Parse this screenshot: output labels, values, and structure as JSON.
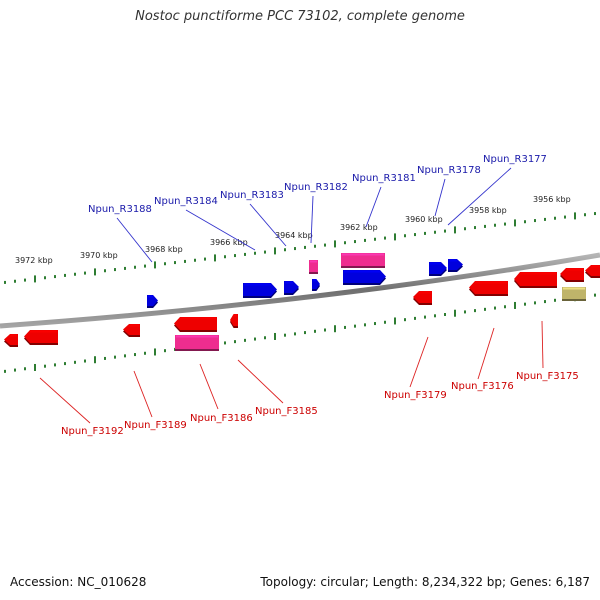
{
  "title": "Nostoc punctiforme PCC 73102, complete genome",
  "footer": {
    "accession": "Accession: NC_010628",
    "topology": "Topology: circular; Length: 8,234,322 bp; Genes: 6,187"
  },
  "ruler_labels": [
    "3972 kbp",
    "3970 kbp",
    "3968 kbp",
    "3966 kbp",
    "3964 kbp",
    "3962 kbp",
    "3960 kbp",
    "3958 kbp",
    "3956 kbp"
  ],
  "reverse_gene_labels": [
    "Npun_R3188",
    "Npun_R3184",
    "Npun_R3183",
    "Npun_R3182",
    "Npun_R3181",
    "Npun_R3178",
    "Npun_R3177"
  ],
  "forward_gene_labels": [
    "Npun_F3192",
    "Npun_F3189",
    "Npun_F3186",
    "Npun_F3185",
    "Npun_F3179",
    "Npun_F3176",
    "Npun_F3175"
  ],
  "colors": {
    "backbone": "#8a8a8a",
    "ticks": "#2e7d32",
    "reverse_gene": "#0000dd",
    "reverse_label": "#1a1aaa",
    "forward_gene": "#ee0000",
    "forward_label": "#cc0000",
    "rna_gene": "#ee2d8f",
    "other_feature": "#bfb46a"
  }
}
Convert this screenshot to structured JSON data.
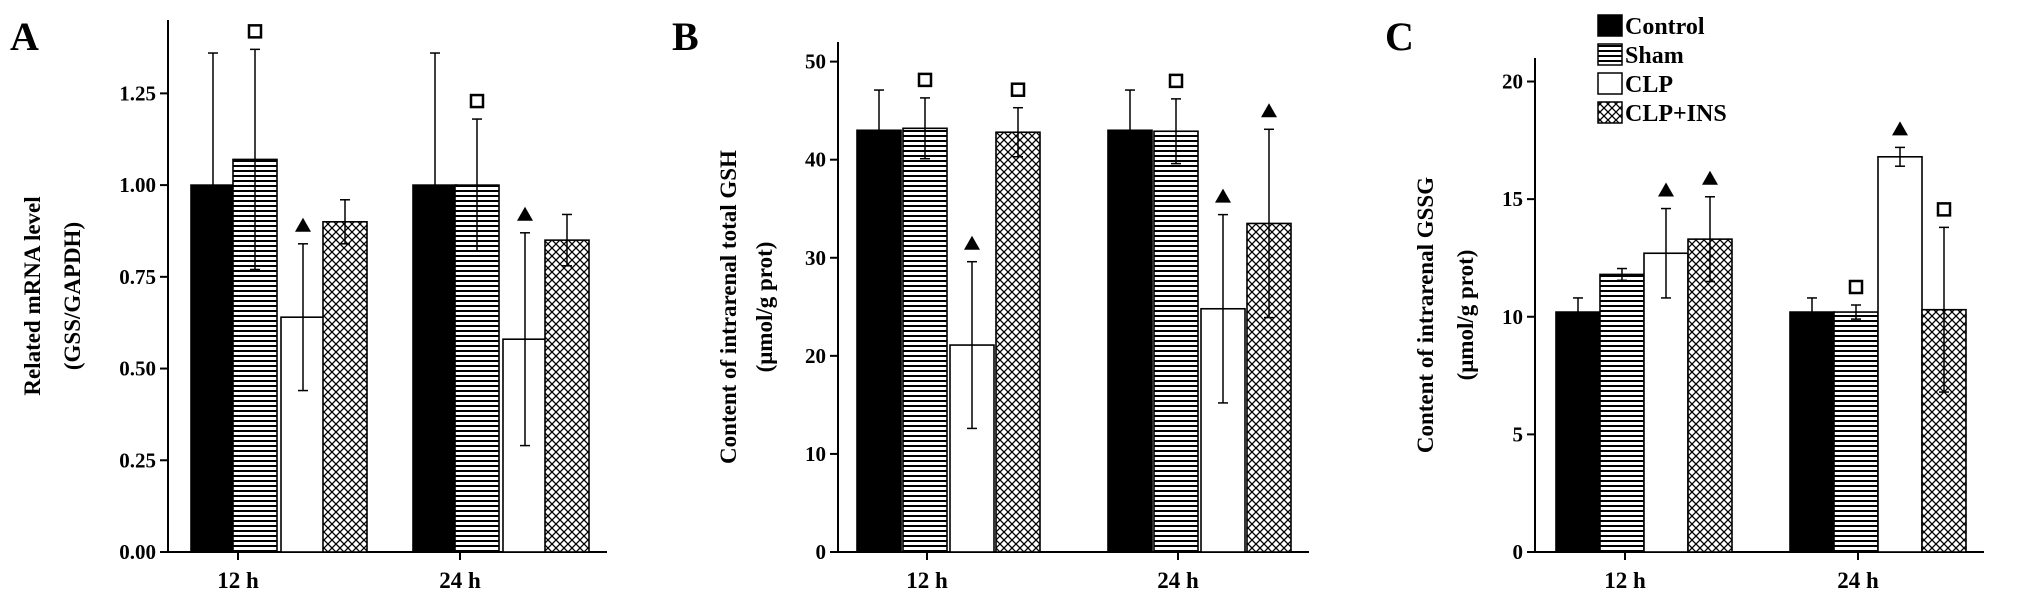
{
  "panels": [
    {
      "letter": "A",
      "ylabel_line1": "Related mRNA level",
      "ylabel_line2": "(GSS/GAPDH)",
      "chart_data": {
        "type": "bar",
        "title": "",
        "xlabel": "",
        "ylabel": "Related mRNA level (GSS/GAPDH)",
        "categories": [
          "12 h",
          "24 h"
        ],
        "ylim": [
          0,
          1.45
        ],
        "yticks": [
          0.0,
          0.25,
          0.5,
          0.75,
          1.0,
          1.25
        ],
        "ytick_labels": [
          "0.00",
          "0.25",
          "0.50",
          "0.75",
          "1.00",
          "1.25"
        ],
        "grid": false,
        "series": [
          {
            "name": "Control",
            "values": [
              1.0,
              1.0
            ],
            "errors": [
              0.36,
              0.36
            ],
            "markers": [
              "",
              ""
            ]
          },
          {
            "name": "Sham",
            "values": [
              1.07,
              1.0
            ],
            "errors": [
              0.3,
              0.18
            ],
            "markers": [
              "square",
              "square"
            ]
          },
          {
            "name": "CLP",
            "values": [
              0.64,
              0.58
            ],
            "errors": [
              0.2,
              0.29
            ],
            "markers": [
              "triangle",
              "triangle"
            ]
          },
          {
            "name": "CLP+INS",
            "values": [
              0.9,
              0.85
            ],
            "errors": [
              0.06,
              0.07
            ],
            "markers": [
              "",
              ""
            ]
          }
        ]
      }
    },
    {
      "letter": "B",
      "ylabel_line1": "Content of intrarenal total GSH",
      "ylabel_line2": "(μmol/g prot)",
      "chart_data": {
        "type": "bar",
        "title": "",
        "xlabel": "",
        "ylabel": "Content of intrarenal total GSH (μmol/g prot)",
        "categories": [
          "12 h",
          "24 h"
        ],
        "ylim": [
          0,
          52
        ],
        "yticks": [
          0,
          10,
          20,
          30,
          40,
          50
        ],
        "ytick_labels": [
          "0",
          "10",
          "20",
          "30",
          "40",
          "50"
        ],
        "grid": false,
        "series": [
          {
            "name": "Control",
            "values": [
              43.0,
              43.0
            ],
            "errors": [
              4.1,
              4.1
            ],
            "markers": [
              "",
              ""
            ]
          },
          {
            "name": "Sham",
            "values": [
              43.2,
              42.9
            ],
            "errors": [
              3.1,
              3.3
            ],
            "markers": [
              "square",
              "square"
            ]
          },
          {
            "name": "CLP",
            "values": [
              21.1,
              24.8
            ],
            "errors": [
              8.5,
              9.6
            ],
            "markers": [
              "triangle",
              "triangle"
            ]
          },
          {
            "name": "CLP+INS",
            "values": [
              42.8,
              33.5
            ],
            "errors": [
              2.5,
              9.6
            ],
            "markers": [
              "square",
              "triangle"
            ]
          }
        ]
      }
    },
    {
      "letter": "C",
      "ylabel_line1": "Content of intrarenal GSSG",
      "ylabel_line2": "(μmol/g prot)",
      "chart_data": {
        "type": "bar",
        "title": "",
        "xlabel": "",
        "ylabel": "Content of intrarenal GSSG (μmol/g prot)",
        "categories": [
          "12 h",
          "24 h"
        ],
        "ylim": [
          0,
          21
        ],
        "yticks": [
          0,
          5,
          10,
          15,
          20
        ],
        "ytick_labels": [
          "0",
          "5",
          "10",
          "15",
          "20"
        ],
        "grid": false,
        "legend_position": "top-left",
        "series": [
          {
            "name": "Control",
            "values": [
              10.2,
              10.2
            ],
            "errors": [
              0.6,
              0.6
            ],
            "markers": [
              "",
              ""
            ]
          },
          {
            "name": "Sham",
            "values": [
              11.8,
              10.2
            ],
            "errors": [
              0.25,
              0.3
            ],
            "markers": [
              "",
              "square"
            ]
          },
          {
            "name": "CLP",
            "values": [
              12.7,
              16.8
            ],
            "errors": [
              1.9,
              0.4
            ],
            "markers": [
              "triangle",
              "triangle"
            ]
          },
          {
            "name": "CLP+INS",
            "values": [
              13.3,
              10.3
            ],
            "errors": [
              1.8,
              3.5
            ],
            "markers": [
              "triangle",
              "square"
            ]
          }
        ]
      }
    }
  ],
  "legend": {
    "items": [
      "Control",
      "Sham",
      "CLP",
      "CLP+INS"
    ]
  },
  "colors": {
    "axis": "#000000",
    "control_fill": "#000000",
    "clp_fill": "#ffffff"
  }
}
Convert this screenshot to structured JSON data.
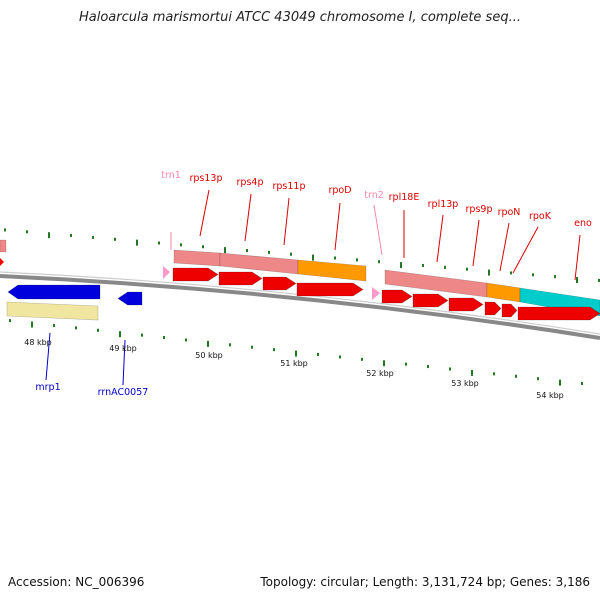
{
  "title": "Haloarcula marismortui ATCC 43049 chromosome I, complete seq...",
  "footer": {
    "accession": "Accession: NC_006396",
    "summary": "Topology: circular; Length: 3,131,724 bp; Genes: 3,186"
  },
  "colors": {
    "protein_cds": "#ee0000",
    "rna_gene": "#ff99cc",
    "blue_cds": "#0000dd",
    "gene_band_pink": "#ee8888",
    "gene_band_orange": "#ff9900",
    "gene_band_cyan": "#00cccc",
    "gene_band_yellow": "#f0e6a0",
    "backbone": "#888888",
    "tick_green": "#227722",
    "label_red": "#dd0000",
    "label_pink": "#ff88aa",
    "label_blue": "#0000cc"
  },
  "top_labels": [
    {
      "name": "trn1",
      "kind": "rna"
    },
    {
      "name": "rps13p",
      "kind": "protein"
    },
    {
      "name": "rps4p",
      "kind": "protein"
    },
    {
      "name": "rps11p",
      "kind": "protein"
    },
    {
      "name": "rpoD",
      "kind": "protein"
    },
    {
      "name": "trn2",
      "kind": "rna"
    },
    {
      "name": "rpl18E",
      "kind": "protein"
    },
    {
      "name": "rpl13p",
      "kind": "protein"
    },
    {
      "name": "rps9p",
      "kind": "protein"
    },
    {
      "name": "rpoN",
      "kind": "protein"
    },
    {
      "name": "rpoK",
      "kind": "protein"
    },
    {
      "name": "eno",
      "kind": "protein"
    }
  ],
  "bottom_labels": [
    {
      "name": "mrp1",
      "kind": "blue"
    },
    {
      "name": "rrnAC0057",
      "kind": "blue"
    }
  ],
  "kbp_labels": [
    "48 kbp",
    "49 kbp",
    "50 kbp",
    "51 kbp",
    "52 kbp",
    "53 kbp",
    "54 kbp"
  ]
}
━━━━━━━━━━━━━━━━
WHAT YOU HAVE TO DO: Your task is to set down every entry exactly, leaving out any picture it contains.

THE COMPLETED TASK:
Parse this screenshot: output labels, values, and structure as JSON.
{
  "title": "Nostoc punctiforme PCC 73102, complete genome",
  "footer": {
    "accession": "Accession: NC_010628",
    "topology": "Topology: circular; Length: 8,234,322 bp; Genes: 6,187"
  },
  "ruler_labels": [
    "3972 kbp",
    "3970 kbp",
    "3968 kbp",
    "3966 kbp",
    "3964 kbp",
    "3962 kbp",
    "3960 kbp",
    "3958 kbp",
    "3956 kbp"
  ],
  "reverse_gene_labels": [
    "Npun_R3188",
    "Npun_R3184",
    "Npun_R3183",
    "Npun_R3182",
    "Npun_R3181",
    "Npun_R3178",
    "Npun_R3177"
  ],
  "forward_gene_labels": [
    "Npun_F3192",
    "Npun_F3189",
    "Npun_F3186",
    "Npun_F3185",
    "Npun_F3179",
    "Npun_F3176",
    "Npun_F3175"
  ],
  "colors": {
    "backbone": "#8a8a8a",
    "ticks": "#2e7d32",
    "reverse_gene": "#0000dd",
    "reverse_label": "#1a1aaa",
    "forward_gene": "#ee0000",
    "forward_label": "#cc0000",
    "rna_gene": "#ee2d8f",
    "other_feature": "#bfb46a"
  }
}
Convert this screenshot to structured JSON data.
{
  "panels": [
    {
      "letter": "A",
      "ylabel_line1": "Related mRNA level",
      "ylabel_line2": "(GSS/GAPDH)",
      "chart_data": {
        "type": "bar",
        "title": "",
        "xlabel": "",
        "ylabel": "Related mRNA level (GSS/GAPDH)",
        "categories": [
          "12 h",
          "24 h"
        ],
        "ylim": [
          0,
          1.45
        ],
        "yticks": [
          0.0,
          0.25,
          0.5,
          0.75,
          1.0,
          1.25
        ],
        "ytick_labels": [
          "0.00",
          "0.25",
          "0.50",
          "0.75",
          "1.00",
          "1.25"
        ],
        "grid": false,
        "series": [
          {
            "name": "Control",
            "values": [
              1.0,
              1.0
            ],
            "errors": [
              0.36,
              0.36
            ],
            "markers": [
              "",
              ""
            ]
          },
          {
            "name": "Sham",
            "values": [
              1.07,
              1.0
            ],
            "errors": [
              0.3,
              0.18
            ],
            "markers": [
              "square",
              "square"
            ]
          },
          {
            "name": "CLP",
            "values": [
              0.64,
              0.58
            ],
            "errors": [
              0.2,
              0.29
            ],
            "markers": [
              "triangle",
              "triangle"
            ]
          },
          {
            "name": "CLP+INS",
            "values": [
              0.9,
              0.85
            ],
            "errors": [
              0.06,
              0.07
            ],
            "markers": [
              "",
              ""
            ]
          }
        ]
      }
    },
    {
      "letter": "B",
      "ylabel_line1": "Content of intrarenal total GSH",
      "ylabel_line2": "(μmol/g prot)",
      "chart_data": {
        "type": "bar",
        "title": "",
        "xlabel": "",
        "ylabel": "Content of intrarenal total GSH (μmol/g prot)",
        "categories": [
          "12 h",
          "24 h"
        ],
        "ylim": [
          0,
          52
        ],
        "yticks": [
          0,
          10,
          20,
          30,
          40,
          50
        ],
        "ytick_labels": [
          "0",
          "10",
          "20",
          "30",
          "40",
          "50"
        ],
        "grid": false,
        "series": [
          {
            "name": "Control",
            "values": [
              43.0,
              43.0
            ],
            "errors": [
              4.1,
              4.1
            ],
            "markers": [
              "",
              ""
            ]
          },
          {
            "name": "Sham",
            "values": [
              43.2,
              42.9
            ],
            "errors": [
              3.1,
              3.3
            ],
            "markers": [
              "square",
              "square"
            ]
          },
          {
            "name": "CLP",
            "values": [
              21.1,
              24.8
            ],
            "errors": [
              8.5,
              9.6
            ],
            "markers": [
              "triangle",
              "triangle"
            ]
          },
          {
            "name": "CLP+INS",
            "values": [
              42.8,
              33.5
            ],
            "errors": [
              2.5,
              9.6
            ],
            "markers": [
              "square",
              "triangle"
            ]
          }
        ]
      }
    },
    {
      "letter": "C",
      "ylabel_line1": "Content of intrarenal GSSG",
      "ylabel_line2": "(μmol/g prot)",
      "chart_data": {
        "type": "bar",
        "title": "",
        "xlabel": "",
        "ylabel": "Content of intrarenal GSSG (μmol/g prot)",
        "categories": [
          "12 h",
          "24 h"
        ],
        "ylim": [
          0,
          21
        ],
        "yticks": [
          0,
          5,
          10,
          15,
          20
        ],
        "ytick_labels": [
          "0",
          "5",
          "10",
          "15",
          "20"
        ],
        "grid": false,
        "legend_position": "top-left",
        "series": [
          {
            "name": "Control",
            "values": [
              10.2,
              10.2
            ],
            "errors": [
              0.6,
              0.6
            ],
            "markers": [
              "",
              ""
            ]
          },
          {
            "name": "Sham",
            "values": [
              11.8,
              10.2
            ],
            "errors": [
              0.25,
              0.3
            ],
            "markers": [
              "",
              "square"
            ]
          },
          {
            "name": "CLP",
            "values": [
              12.7,
              16.8
            ],
            "errors": [
              1.9,
              0.4
            ],
            "markers": [
              "triangle",
              "triangle"
            ]
          },
          {
            "name": "CLP+INS",
            "values": [
              13.3,
              10.3
            ],
            "errors": [
              1.8,
              3.5
            ],
            "markers": [
              "triangle",
              "square"
            ]
          }
        ]
      }
    }
  ],
  "legend": {
    "items": [
      "Control",
      "Sham",
      "CLP",
      "CLP+INS"
    ]
  },
  "colors": {
    "axis": "#000000",
    "control_fill": "#000000",
    "clp_fill": "#ffffff"
  }
}
Convert this screenshot to structured JSON data.
{
  "title": "Haloarcula marismortui ATCC 43049 chromosome I, complete seq...",
  "footer": {
    "accession": "Accession: NC_006396",
    "summary": "Topology: circular; Length: 3,131,724 bp; Genes: 3,186"
  },
  "colors": {
    "protein_cds": "#ee0000",
    "rna_gene": "#ff99cc",
    "blue_cds": "#0000dd",
    "gene_band_pink": "#ee8888",
    "gene_band_orange": "#ff9900",
    "gene_band_cyan": "#00cccc",
    "gene_band_yellow": "#f0e6a0",
    "backbone": "#888888",
    "tick_green": "#227722",
    "label_red": "#dd0000",
    "label_pink": "#ff88aa",
    "label_blue": "#0000cc"
  },
  "top_labels": [
    {
      "name": "trn1",
      "kind": "rna"
    },
    {
      "name": "rps13p",
      "kind": "protein"
    },
    {
      "name": "rps4p",
      "kind": "protein"
    },
    {
      "name": "rps11p",
      "kind": "protein"
    },
    {
      "name": "rpoD",
      "kind": "protein"
    },
    {
      "name": "trn2",
      "kind": "rna"
    },
    {
      "name": "rpl18E",
      "kind": "protein"
    },
    {
      "name": "rpl13p",
      "kind": "protein"
    },
    {
      "name": "rps9p",
      "kind": "protein"
    },
    {
      "name": "rpoN",
      "kind": "protein"
    },
    {
      "name": "rpoK",
      "kind": "protein"
    },
    {
      "name": "eno",
      "kind": "protein"
    }
  ],
  "bottom_labels": [
    {
      "name": "mrp1",
      "kind": "blue"
    },
    {
      "name": "rrnAC0057",
      "kind": "blue"
    }
  ],
  "kbp_labels": [
    "48 kbp",
    "49 kbp",
    "50 kbp",
    "51 kbp",
    "52 kbp",
    "53 kbp",
    "54 kbp"
  ]
}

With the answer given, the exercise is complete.